▶ **Task prompt**
Each line of the material below that holds the word "conſervandam" needs to be copied.

▶ **Records**
+===+

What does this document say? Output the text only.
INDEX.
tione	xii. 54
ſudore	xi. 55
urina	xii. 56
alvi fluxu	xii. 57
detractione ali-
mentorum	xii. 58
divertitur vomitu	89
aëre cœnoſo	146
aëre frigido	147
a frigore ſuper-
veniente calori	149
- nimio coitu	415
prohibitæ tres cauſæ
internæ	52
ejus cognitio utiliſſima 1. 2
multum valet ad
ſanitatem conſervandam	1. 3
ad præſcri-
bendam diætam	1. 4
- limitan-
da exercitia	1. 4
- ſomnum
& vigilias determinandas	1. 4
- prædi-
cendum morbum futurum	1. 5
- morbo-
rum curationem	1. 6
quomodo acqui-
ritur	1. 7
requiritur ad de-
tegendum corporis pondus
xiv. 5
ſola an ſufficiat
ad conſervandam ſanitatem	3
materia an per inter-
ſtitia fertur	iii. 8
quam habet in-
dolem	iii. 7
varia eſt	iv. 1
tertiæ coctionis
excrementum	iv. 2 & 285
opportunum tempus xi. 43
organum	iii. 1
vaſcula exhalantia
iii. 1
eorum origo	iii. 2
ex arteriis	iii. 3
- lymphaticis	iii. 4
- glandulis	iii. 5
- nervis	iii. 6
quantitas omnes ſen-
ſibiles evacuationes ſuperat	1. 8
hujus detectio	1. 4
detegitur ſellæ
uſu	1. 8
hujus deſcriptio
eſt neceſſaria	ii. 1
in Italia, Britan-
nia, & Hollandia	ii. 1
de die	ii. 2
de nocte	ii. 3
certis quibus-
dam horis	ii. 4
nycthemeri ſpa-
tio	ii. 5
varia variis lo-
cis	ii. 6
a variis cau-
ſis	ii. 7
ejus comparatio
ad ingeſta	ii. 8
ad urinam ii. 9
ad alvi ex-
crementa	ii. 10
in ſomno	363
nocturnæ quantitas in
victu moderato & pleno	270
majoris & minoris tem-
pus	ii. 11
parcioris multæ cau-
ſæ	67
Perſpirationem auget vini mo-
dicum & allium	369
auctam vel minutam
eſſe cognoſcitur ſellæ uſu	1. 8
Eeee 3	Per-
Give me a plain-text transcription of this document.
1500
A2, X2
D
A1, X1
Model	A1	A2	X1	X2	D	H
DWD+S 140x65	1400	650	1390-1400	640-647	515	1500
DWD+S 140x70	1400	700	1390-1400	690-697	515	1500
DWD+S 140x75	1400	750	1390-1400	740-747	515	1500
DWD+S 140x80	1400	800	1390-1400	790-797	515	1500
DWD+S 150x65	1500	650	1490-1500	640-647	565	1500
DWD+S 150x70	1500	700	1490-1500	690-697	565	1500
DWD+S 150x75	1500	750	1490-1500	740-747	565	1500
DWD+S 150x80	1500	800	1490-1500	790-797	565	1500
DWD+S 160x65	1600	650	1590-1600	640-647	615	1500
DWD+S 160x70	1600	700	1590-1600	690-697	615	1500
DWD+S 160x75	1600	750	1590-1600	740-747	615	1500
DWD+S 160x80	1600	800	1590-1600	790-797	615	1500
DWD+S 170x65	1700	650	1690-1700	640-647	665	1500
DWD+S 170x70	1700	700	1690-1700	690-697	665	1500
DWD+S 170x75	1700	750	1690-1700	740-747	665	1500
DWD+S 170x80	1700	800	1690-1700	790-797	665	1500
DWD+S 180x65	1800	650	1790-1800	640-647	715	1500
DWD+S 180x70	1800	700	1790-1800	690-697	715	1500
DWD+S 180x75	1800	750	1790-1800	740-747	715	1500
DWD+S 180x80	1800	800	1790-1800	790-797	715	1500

+===+

▶ **Solution**
ſanitatem conſervandam	1. 3
ad conſervandam ſanitatem	3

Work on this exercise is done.